Excerpt
Start of Block

= Samuel Gelfan =

Samuel Gelfan (16 January 1903, Russian Empire – 16 March 1975, Ossining, New York) was an American professor of neurophysiology. He was a Guggenheim Fellow for the academic year 1932–1933.

==Education and career==
Gelfan graduated from the University of California at Los Angeles (UCLA) with A.B. in 1925 and Ph.D. in 1927. There he was a teaching fellow in biology from 1925 to 1927. He was from 1928 to 1930 a Donnelly Research Fellow at the University of Chicago and from 1930 to 1932 an assistant professor of physiology and pharmacology at the University of Alberta. For the academic year 1932–1933 he investigated muscle fibre physiology with Edgar D. Adrian at the University of Cambridge.

End of Block

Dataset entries
Start of Block

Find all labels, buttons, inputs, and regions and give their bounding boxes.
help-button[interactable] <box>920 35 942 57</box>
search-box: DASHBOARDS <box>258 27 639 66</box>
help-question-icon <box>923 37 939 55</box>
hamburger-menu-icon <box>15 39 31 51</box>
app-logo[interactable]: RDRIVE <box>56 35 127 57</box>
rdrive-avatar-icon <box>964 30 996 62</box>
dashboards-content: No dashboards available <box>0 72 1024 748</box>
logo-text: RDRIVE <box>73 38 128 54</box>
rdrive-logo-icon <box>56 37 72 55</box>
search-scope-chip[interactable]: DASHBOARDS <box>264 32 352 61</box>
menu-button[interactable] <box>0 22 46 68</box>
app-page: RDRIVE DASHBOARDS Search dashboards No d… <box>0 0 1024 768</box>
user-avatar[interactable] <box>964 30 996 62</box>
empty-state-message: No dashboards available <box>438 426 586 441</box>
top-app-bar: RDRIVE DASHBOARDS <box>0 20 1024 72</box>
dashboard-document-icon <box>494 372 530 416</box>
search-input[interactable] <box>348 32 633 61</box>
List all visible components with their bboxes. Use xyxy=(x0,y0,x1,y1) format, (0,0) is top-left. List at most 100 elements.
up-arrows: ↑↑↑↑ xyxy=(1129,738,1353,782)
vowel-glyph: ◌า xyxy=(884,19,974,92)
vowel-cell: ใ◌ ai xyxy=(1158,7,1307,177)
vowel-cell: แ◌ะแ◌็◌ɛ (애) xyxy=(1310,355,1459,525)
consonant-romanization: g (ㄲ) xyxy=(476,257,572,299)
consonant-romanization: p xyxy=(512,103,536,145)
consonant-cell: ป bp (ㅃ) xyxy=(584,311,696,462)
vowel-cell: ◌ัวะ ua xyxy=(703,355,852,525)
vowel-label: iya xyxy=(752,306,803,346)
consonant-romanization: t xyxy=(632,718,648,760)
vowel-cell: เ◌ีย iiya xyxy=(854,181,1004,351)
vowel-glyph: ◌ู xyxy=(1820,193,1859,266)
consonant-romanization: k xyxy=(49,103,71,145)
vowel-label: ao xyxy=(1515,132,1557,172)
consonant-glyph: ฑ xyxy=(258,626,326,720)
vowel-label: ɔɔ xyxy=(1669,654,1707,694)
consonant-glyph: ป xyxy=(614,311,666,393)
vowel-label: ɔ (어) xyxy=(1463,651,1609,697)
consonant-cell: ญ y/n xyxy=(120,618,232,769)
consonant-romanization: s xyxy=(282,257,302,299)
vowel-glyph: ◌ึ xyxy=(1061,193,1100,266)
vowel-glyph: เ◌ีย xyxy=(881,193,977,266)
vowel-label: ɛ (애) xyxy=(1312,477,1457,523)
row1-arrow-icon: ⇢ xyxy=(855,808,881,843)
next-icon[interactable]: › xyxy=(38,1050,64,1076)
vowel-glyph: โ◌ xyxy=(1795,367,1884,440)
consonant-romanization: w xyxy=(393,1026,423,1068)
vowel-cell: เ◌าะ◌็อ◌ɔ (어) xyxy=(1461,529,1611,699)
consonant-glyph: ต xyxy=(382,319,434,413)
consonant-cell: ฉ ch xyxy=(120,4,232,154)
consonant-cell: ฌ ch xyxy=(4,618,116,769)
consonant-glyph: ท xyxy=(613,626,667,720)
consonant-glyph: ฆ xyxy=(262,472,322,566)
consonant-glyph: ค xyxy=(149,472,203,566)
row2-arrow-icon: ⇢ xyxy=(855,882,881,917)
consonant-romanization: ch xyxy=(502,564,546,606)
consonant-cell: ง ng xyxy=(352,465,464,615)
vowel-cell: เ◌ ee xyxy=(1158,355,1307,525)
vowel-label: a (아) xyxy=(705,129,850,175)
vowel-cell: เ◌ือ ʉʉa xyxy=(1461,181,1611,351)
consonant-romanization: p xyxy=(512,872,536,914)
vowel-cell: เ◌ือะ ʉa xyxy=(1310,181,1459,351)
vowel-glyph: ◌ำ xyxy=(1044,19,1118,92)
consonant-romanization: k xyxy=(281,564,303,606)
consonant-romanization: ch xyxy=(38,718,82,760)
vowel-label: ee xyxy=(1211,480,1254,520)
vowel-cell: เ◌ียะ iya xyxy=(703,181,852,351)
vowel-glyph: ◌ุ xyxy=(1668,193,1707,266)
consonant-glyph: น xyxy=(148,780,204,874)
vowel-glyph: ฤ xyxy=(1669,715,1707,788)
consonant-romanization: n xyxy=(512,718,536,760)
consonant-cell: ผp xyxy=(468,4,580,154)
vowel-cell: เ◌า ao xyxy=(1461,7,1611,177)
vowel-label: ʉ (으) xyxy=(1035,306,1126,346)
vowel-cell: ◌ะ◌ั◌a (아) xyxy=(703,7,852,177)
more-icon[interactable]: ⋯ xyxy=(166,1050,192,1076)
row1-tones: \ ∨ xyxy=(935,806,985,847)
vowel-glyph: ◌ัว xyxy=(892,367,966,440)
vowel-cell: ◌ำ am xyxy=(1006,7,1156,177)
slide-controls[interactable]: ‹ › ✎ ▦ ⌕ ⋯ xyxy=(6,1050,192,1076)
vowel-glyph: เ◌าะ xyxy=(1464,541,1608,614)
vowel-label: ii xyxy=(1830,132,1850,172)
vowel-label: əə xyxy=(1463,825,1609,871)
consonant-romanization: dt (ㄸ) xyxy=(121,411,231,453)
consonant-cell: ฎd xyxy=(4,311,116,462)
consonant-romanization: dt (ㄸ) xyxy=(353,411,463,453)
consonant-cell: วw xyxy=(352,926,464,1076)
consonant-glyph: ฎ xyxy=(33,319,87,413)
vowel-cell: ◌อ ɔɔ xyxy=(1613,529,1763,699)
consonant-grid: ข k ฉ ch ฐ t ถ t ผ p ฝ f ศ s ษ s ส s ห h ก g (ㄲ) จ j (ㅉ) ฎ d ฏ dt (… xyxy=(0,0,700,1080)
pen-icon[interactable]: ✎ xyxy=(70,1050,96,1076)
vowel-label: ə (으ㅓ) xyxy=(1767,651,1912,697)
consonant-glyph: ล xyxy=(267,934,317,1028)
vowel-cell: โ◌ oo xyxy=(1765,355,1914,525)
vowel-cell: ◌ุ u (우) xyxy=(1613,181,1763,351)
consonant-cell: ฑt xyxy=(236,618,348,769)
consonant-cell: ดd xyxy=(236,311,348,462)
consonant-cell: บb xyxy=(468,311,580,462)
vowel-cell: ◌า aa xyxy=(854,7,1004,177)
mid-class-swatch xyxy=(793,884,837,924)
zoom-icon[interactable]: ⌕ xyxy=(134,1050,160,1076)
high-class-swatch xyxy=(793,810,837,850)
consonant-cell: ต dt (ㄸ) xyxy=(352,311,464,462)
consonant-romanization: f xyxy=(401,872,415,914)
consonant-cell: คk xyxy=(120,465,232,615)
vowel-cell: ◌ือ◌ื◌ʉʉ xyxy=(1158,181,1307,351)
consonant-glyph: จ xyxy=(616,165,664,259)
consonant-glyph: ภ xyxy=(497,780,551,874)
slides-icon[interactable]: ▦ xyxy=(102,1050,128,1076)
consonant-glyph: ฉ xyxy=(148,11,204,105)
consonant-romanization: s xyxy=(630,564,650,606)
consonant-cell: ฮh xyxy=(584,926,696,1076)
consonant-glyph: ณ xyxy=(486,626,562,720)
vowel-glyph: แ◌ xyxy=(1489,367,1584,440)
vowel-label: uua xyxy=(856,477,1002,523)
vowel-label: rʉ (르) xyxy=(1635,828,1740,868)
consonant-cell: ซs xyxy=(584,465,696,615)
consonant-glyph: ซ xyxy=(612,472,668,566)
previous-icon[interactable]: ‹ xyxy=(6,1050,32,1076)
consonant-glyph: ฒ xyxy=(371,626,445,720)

End of Block

Requirement A
Using the Samuel Gelfan biography, explain how his teaching fellowship at UCLA lined up with the two degrees he earned there.
Requirement B
Resume the Samuel Gelfan biography after its final sentence.

Written reply A
He held the teaching fellowship in biology from 1925 to 1927. That period began in the year he received his A.B. and ended in the year he received his Ph.D., so he was a teaching fellow at UCLA during the years between the two degrees.

Written reply B
During the late 1930s Gelfan was a physiologist at the College of Medicine of the University of Illinois at Chicago. At the Columbia University College of Physicians and Surgeons he was an associate professor of physiology before he joined the faculty of the Yale School of Medicine. From 1946 to 1952 he was at Yale, where he became director of the aeromedical unit. There he and his colleagues studied the mammalian response to high‐altitude flight and explosive decompression. He was a professor of neurophysiology in the department of neurology and neurosurgery of the New York Medical College (NYMC) from 1952 to 1973, when he retired. At NYMC he did research on spinal cord physiology with grants from the National Institutes of Health.

Gelfan was the author or co-author of articles published in the American Journal of Physiology, Proceedings of the Society for Experimental Biology and Medicine, Science, and Nature.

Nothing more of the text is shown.